- **Input material**
____________________

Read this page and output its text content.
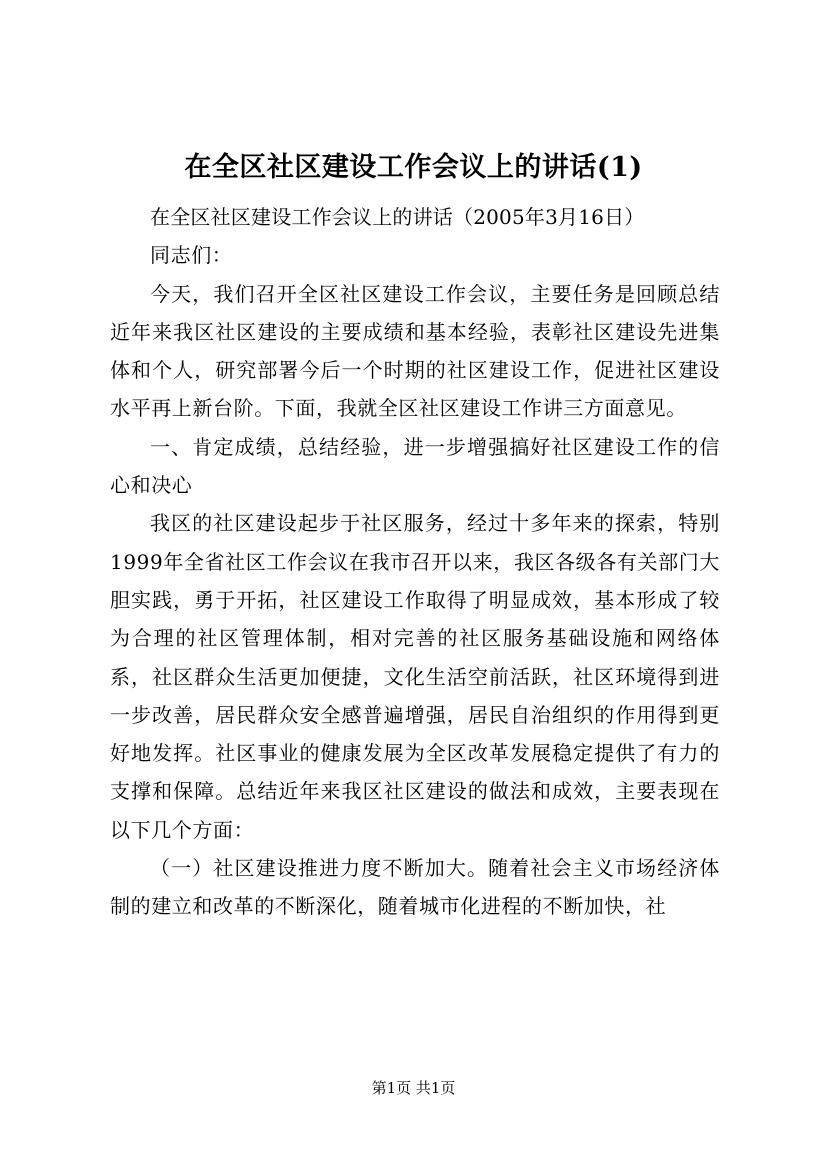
在全区社区建设工作会议上的讲话(1)

在全区社区建设工作会议上的讲话（2005年3月16日）

同志们：

今天，我们召开全区社区建设工作会议，主要任务是回顾总结近年来我区社区建设的主要成绩和基本经验，表彰社区建设先进集体和个人，研究部署今后一个时期的社区建设工作，促进社区建设水平再上新台阶。下面，我就全区社区建设工作讲三方面意见。

一、肯定成绩，总结经验，进一步增强搞好社区建设工作的信心和决心

我区的社区建设起步于社区服务，经过十多年来的探索，特别1999年全省社区工作会议在我市召开以来，我区各级各有关部门大胆实践，勇于开拓，社区建设工作取得了明显成效，基本形成了较为合理的社区管理体制，相对完善的社区服务基础设施和网络体系，社区群众生活更加便捷，文化生活空前活跃，社区环境得到进一步改善，居民群众安全感普遍增强，居民自治组织的作用得到更好地发挥。社区事业的健康发展为全区改革发展稳定提供了有力的支撑和保障。总结近年来我区社区建设的做法和成效，主要表现在以下几个方面：

（一）社区建设推进力度不断加大。随着社会主义市场经济体制的建立和改革的不断深化，随着城市化进程的不断加快，社

第1页 共1页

____________________

- **Task directions**
Note every line above where the string "在全区社区建设工作会议上的讲话" shows up, and copy those lines.

- **Exercise solution**
在全区社区建设工作会议上的讲话(1)
在全区社区建设工作会议上的讲话（2005年3月16日）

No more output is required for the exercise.